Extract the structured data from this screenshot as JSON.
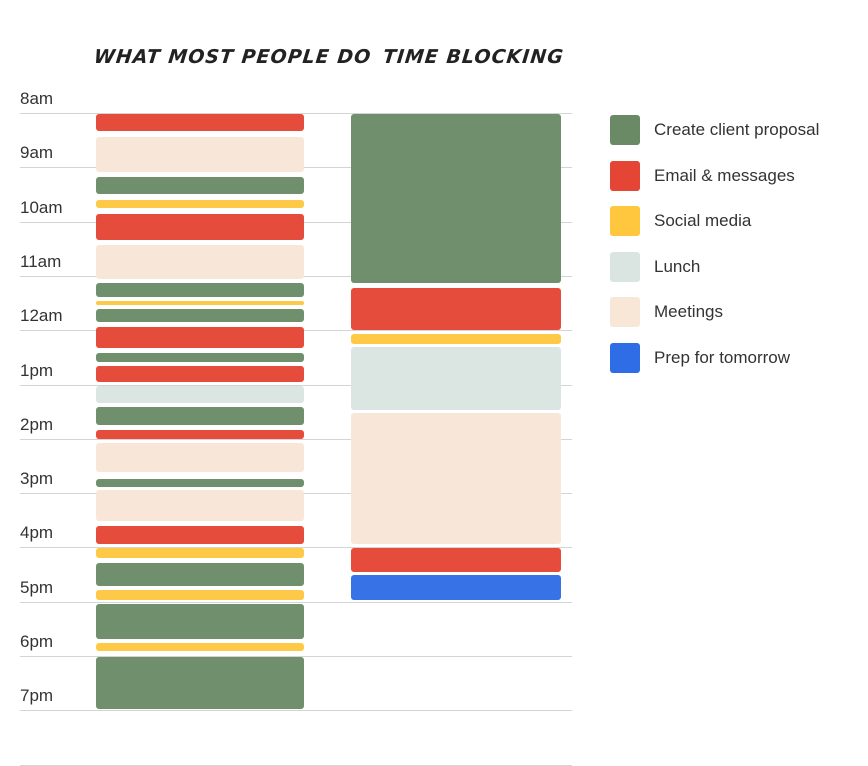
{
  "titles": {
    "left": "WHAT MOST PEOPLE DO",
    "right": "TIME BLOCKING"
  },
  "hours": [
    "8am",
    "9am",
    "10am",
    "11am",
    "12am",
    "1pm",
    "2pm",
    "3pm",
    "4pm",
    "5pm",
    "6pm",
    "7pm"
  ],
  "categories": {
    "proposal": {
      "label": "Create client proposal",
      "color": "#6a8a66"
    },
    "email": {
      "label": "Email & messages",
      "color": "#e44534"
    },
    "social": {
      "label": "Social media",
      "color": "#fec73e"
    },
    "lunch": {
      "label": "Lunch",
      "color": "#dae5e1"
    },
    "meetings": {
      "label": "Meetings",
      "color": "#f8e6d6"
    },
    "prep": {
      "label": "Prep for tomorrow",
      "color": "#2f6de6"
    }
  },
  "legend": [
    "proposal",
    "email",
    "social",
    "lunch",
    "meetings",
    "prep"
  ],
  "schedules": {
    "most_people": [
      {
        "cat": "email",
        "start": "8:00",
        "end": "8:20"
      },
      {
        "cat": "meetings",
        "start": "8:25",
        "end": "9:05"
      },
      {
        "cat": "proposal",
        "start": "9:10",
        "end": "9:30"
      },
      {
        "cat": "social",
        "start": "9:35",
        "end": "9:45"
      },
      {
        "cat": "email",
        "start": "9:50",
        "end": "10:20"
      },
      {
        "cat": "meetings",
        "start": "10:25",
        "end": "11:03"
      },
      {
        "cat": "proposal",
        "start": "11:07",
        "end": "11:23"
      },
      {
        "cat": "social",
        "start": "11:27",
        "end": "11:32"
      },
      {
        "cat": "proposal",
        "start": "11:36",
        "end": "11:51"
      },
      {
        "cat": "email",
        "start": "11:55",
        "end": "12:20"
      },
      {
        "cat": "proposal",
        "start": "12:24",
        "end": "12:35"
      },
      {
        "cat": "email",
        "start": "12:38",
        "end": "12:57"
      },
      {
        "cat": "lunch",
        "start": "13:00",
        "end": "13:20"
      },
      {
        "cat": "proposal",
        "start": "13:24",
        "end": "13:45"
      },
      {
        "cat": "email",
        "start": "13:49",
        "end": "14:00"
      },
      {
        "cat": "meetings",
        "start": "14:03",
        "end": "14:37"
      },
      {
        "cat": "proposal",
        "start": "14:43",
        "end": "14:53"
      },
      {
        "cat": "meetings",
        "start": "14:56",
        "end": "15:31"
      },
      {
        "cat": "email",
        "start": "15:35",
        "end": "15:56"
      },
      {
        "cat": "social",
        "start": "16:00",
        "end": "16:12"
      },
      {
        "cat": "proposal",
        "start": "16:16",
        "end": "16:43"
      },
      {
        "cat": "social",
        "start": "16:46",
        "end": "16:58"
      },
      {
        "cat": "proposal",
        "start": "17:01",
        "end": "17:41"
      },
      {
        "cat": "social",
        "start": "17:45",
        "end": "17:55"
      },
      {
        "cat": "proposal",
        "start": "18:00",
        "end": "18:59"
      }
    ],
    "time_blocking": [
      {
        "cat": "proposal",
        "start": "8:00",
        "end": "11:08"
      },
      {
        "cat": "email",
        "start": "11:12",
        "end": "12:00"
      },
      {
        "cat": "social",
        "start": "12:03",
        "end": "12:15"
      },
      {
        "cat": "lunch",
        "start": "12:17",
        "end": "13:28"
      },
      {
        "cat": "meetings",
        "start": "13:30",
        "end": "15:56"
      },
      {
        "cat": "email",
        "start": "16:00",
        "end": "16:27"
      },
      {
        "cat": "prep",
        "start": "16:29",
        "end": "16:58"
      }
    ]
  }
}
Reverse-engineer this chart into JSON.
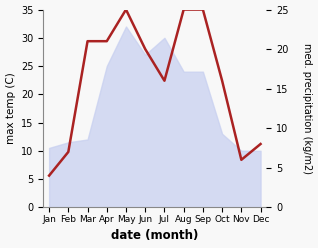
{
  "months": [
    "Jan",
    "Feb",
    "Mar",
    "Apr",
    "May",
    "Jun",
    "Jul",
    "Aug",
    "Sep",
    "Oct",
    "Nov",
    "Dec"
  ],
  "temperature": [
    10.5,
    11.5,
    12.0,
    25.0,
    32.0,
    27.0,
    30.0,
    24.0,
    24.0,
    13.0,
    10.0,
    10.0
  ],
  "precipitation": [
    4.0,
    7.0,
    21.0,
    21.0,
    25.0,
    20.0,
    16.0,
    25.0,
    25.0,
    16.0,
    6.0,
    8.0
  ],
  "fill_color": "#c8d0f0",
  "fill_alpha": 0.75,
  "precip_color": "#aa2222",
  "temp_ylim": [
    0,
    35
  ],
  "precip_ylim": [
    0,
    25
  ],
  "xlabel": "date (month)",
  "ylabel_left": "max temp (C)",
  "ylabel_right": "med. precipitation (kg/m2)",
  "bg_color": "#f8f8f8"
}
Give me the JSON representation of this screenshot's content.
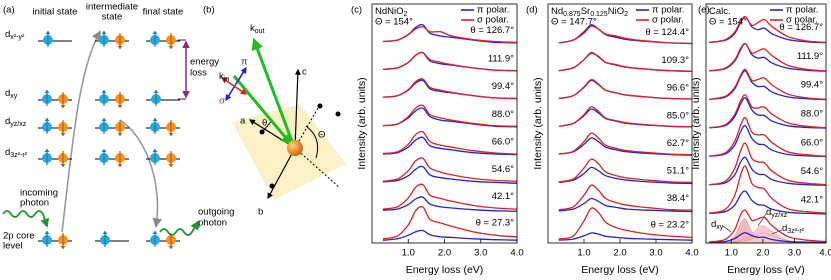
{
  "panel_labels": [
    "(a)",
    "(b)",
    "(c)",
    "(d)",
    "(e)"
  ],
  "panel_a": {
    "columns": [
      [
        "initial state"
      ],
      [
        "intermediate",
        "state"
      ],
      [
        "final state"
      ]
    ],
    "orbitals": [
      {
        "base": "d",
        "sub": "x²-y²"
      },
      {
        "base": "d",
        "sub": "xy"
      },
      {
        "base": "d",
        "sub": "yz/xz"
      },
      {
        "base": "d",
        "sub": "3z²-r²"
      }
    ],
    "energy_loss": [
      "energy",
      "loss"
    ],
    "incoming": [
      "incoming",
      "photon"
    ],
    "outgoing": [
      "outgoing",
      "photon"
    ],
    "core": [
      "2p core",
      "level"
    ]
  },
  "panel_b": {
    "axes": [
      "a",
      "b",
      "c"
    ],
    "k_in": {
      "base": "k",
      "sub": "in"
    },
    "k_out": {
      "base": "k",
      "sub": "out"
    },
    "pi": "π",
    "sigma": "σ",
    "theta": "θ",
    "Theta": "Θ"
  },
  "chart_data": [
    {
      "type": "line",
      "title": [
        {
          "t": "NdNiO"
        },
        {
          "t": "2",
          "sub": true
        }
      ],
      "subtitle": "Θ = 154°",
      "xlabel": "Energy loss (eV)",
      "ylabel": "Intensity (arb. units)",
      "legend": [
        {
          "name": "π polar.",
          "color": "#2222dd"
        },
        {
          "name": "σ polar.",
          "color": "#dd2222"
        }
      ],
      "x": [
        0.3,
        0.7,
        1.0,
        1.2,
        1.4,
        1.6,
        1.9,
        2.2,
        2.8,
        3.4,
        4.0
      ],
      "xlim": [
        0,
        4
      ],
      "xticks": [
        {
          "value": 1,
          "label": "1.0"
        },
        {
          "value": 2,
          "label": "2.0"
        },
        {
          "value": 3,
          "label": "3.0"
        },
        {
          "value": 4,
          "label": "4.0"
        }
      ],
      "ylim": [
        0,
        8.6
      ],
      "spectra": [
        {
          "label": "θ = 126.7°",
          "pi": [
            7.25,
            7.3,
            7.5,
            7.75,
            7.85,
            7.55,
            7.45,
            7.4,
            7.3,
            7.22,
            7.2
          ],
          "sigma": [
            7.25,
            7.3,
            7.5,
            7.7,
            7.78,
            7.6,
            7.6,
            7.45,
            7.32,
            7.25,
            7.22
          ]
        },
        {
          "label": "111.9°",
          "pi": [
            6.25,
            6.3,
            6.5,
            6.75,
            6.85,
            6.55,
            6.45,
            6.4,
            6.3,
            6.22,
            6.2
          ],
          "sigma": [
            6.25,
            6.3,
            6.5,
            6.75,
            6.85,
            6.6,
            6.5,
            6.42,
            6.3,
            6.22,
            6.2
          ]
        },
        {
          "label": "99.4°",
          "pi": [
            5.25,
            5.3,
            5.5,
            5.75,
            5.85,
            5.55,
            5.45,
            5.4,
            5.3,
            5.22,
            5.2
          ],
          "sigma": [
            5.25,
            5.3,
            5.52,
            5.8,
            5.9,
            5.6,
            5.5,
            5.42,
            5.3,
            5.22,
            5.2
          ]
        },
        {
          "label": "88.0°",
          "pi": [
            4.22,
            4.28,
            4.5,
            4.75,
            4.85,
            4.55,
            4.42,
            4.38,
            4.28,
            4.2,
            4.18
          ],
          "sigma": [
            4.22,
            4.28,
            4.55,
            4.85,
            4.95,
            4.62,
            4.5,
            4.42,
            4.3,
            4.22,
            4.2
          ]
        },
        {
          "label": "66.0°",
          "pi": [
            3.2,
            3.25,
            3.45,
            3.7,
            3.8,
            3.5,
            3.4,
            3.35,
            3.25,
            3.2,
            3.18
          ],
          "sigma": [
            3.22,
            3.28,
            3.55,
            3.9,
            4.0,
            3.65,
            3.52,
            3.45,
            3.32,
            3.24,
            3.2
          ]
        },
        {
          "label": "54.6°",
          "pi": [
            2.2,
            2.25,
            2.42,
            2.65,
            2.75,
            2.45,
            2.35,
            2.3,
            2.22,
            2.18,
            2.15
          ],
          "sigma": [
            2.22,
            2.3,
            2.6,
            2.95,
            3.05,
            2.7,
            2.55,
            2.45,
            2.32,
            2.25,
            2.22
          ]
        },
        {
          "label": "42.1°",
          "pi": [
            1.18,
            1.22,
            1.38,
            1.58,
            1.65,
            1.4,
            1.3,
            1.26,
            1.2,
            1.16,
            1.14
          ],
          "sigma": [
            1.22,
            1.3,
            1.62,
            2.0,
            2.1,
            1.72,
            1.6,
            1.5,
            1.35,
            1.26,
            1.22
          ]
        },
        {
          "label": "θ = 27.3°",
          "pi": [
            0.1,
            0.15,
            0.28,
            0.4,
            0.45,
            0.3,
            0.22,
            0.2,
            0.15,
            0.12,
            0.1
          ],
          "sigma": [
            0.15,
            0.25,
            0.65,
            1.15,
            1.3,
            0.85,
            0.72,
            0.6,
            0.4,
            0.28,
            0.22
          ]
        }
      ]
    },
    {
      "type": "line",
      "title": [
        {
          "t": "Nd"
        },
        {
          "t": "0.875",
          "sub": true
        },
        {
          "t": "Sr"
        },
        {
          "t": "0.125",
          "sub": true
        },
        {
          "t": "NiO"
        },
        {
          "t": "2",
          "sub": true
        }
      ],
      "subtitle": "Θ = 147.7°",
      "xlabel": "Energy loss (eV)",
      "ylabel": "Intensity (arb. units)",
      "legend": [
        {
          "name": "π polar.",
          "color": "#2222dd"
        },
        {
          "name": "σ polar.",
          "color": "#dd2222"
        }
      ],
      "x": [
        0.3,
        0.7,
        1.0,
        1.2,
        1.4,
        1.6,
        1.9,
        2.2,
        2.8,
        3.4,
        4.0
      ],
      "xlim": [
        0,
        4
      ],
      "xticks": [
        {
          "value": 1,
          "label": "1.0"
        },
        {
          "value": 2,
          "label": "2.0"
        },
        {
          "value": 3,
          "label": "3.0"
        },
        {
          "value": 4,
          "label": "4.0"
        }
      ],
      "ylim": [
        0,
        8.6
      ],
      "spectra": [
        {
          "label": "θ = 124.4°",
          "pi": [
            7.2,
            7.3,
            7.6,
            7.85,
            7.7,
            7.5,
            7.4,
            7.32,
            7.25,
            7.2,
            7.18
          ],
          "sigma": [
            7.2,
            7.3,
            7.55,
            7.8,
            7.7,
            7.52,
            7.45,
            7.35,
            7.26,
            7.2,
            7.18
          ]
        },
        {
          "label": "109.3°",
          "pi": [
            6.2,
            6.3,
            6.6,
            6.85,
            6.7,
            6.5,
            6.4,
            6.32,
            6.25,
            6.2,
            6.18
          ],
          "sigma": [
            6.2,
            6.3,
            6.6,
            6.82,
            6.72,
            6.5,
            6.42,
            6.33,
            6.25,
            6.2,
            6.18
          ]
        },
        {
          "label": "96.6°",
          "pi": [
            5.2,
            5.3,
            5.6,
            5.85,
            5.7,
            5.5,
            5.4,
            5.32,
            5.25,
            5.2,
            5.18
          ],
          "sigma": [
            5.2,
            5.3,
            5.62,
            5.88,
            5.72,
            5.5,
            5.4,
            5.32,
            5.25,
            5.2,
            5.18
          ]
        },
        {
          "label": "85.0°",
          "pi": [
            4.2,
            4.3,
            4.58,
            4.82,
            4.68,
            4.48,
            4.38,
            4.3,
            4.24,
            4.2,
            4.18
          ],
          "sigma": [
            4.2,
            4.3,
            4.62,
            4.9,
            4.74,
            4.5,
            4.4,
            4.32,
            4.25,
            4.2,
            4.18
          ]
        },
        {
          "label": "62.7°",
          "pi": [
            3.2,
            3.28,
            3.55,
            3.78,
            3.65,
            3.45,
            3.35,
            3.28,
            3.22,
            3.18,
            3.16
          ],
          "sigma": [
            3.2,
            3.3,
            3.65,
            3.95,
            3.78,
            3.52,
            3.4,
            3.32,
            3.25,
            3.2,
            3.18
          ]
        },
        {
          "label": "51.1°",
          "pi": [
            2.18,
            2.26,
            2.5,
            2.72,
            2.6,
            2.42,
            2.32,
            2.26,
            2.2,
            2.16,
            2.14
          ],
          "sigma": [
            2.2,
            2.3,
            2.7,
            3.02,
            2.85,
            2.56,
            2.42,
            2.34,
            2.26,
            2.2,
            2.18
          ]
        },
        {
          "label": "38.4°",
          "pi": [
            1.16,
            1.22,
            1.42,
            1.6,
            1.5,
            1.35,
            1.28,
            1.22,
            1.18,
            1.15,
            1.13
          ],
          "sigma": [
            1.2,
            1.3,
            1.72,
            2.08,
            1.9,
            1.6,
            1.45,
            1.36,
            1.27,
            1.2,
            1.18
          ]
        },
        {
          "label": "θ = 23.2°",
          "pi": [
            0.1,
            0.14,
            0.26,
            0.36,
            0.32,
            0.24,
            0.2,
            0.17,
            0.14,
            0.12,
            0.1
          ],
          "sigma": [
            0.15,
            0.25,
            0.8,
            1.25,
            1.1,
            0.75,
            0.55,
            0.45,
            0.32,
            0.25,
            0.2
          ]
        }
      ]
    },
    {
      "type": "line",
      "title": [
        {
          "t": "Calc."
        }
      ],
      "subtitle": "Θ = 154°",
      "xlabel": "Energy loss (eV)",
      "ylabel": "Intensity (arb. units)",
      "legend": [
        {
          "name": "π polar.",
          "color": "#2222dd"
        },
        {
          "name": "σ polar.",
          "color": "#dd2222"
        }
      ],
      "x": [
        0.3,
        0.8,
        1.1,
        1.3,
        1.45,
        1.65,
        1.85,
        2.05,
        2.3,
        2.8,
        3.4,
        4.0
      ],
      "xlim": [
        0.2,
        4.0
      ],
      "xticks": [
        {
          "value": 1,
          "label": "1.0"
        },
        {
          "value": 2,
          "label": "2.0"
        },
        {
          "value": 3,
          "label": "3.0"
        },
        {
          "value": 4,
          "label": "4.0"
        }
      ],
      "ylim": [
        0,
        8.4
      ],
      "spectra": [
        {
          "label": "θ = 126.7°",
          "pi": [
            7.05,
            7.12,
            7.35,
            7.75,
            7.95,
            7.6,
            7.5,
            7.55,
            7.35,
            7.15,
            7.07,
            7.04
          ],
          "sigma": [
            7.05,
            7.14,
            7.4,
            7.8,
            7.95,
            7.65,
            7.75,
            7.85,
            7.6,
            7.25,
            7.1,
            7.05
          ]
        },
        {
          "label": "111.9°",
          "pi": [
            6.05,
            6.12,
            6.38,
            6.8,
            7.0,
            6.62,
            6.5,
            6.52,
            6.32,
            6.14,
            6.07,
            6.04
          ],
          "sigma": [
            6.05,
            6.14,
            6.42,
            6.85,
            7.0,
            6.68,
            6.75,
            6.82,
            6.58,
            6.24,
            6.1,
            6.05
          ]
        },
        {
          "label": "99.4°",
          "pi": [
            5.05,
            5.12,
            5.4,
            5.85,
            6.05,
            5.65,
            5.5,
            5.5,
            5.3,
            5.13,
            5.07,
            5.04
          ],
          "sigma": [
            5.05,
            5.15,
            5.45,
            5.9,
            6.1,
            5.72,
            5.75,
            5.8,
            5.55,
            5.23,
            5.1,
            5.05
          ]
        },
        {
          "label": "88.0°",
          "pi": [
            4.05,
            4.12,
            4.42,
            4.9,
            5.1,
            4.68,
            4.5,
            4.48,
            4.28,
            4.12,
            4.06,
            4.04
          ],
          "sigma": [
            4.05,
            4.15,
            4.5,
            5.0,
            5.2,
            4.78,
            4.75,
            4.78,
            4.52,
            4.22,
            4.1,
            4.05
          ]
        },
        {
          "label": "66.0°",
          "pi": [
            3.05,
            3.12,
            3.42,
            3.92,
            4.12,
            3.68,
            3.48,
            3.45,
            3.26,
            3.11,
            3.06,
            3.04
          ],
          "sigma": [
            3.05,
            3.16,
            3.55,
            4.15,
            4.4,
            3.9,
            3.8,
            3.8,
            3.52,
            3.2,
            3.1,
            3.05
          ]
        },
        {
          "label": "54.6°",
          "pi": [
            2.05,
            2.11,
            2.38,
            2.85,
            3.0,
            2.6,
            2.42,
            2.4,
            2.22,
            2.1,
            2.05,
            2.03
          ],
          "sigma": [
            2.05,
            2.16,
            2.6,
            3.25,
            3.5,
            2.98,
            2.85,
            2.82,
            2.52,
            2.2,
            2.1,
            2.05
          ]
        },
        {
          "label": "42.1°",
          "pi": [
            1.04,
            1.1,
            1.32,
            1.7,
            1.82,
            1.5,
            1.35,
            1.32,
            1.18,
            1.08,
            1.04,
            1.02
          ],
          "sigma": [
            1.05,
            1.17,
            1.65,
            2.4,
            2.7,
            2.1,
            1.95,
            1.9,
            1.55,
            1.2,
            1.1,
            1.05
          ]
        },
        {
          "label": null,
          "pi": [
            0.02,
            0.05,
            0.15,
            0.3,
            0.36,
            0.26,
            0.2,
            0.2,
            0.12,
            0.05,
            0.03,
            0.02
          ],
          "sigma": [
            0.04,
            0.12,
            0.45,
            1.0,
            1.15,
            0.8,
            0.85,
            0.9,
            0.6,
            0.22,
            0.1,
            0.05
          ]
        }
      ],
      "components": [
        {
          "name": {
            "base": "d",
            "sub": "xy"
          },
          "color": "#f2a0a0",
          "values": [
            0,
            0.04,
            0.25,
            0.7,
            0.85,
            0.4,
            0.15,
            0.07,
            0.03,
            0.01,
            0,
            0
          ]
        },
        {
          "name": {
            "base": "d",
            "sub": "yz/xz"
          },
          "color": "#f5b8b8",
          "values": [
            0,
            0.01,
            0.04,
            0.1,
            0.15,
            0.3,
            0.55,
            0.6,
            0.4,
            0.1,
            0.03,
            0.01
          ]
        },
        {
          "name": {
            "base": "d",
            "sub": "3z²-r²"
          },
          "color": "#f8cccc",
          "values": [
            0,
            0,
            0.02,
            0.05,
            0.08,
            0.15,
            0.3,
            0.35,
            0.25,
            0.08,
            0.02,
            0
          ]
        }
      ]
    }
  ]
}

# # # #

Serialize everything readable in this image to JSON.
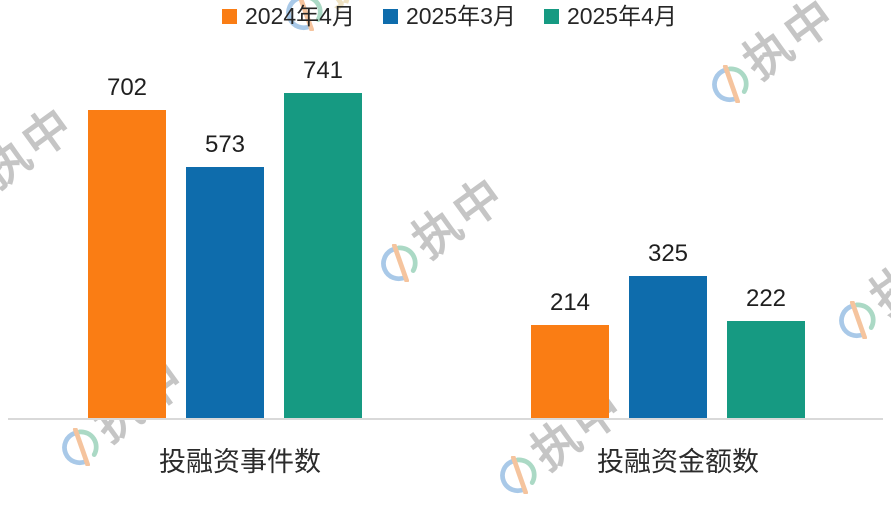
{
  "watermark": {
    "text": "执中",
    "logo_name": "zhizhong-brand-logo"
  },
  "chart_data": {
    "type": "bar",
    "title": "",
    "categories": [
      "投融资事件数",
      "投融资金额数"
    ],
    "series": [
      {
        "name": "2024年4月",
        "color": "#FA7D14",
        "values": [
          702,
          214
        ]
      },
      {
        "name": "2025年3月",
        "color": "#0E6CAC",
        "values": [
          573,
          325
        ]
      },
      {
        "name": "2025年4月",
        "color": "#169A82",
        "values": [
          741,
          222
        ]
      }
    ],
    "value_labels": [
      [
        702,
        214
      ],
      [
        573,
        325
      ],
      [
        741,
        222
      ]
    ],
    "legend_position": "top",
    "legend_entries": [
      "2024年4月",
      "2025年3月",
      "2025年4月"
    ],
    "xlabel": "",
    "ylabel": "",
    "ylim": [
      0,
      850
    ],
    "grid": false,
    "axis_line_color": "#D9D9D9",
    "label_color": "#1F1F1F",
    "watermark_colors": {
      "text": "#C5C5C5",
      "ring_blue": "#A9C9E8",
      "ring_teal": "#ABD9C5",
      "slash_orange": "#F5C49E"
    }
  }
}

# # # #

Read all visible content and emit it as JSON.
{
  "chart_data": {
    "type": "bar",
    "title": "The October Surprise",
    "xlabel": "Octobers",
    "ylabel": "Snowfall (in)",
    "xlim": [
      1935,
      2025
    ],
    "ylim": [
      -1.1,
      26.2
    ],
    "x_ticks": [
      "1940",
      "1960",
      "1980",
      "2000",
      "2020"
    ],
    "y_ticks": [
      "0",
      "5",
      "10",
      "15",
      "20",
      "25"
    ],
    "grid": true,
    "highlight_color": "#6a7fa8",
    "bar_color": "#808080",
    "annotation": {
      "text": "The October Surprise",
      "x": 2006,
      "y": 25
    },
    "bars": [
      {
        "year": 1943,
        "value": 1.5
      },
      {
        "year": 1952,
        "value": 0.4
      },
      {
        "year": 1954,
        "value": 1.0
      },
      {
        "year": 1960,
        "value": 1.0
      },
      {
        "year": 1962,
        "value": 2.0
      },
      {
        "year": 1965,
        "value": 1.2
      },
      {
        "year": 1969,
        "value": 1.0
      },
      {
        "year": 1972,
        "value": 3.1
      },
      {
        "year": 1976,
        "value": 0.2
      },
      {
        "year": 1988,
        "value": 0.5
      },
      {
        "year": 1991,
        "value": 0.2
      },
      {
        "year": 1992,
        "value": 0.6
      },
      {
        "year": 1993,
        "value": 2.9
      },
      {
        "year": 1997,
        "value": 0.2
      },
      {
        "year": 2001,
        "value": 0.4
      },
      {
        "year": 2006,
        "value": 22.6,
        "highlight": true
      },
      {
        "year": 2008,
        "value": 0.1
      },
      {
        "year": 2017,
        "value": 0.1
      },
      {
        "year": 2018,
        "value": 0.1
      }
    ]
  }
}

# # # #

Your goal:
Return each line with "precipitation".

Correct answer:
  "precipitation": [
  "ylabel_right": "med. precipitation (kg/m2)",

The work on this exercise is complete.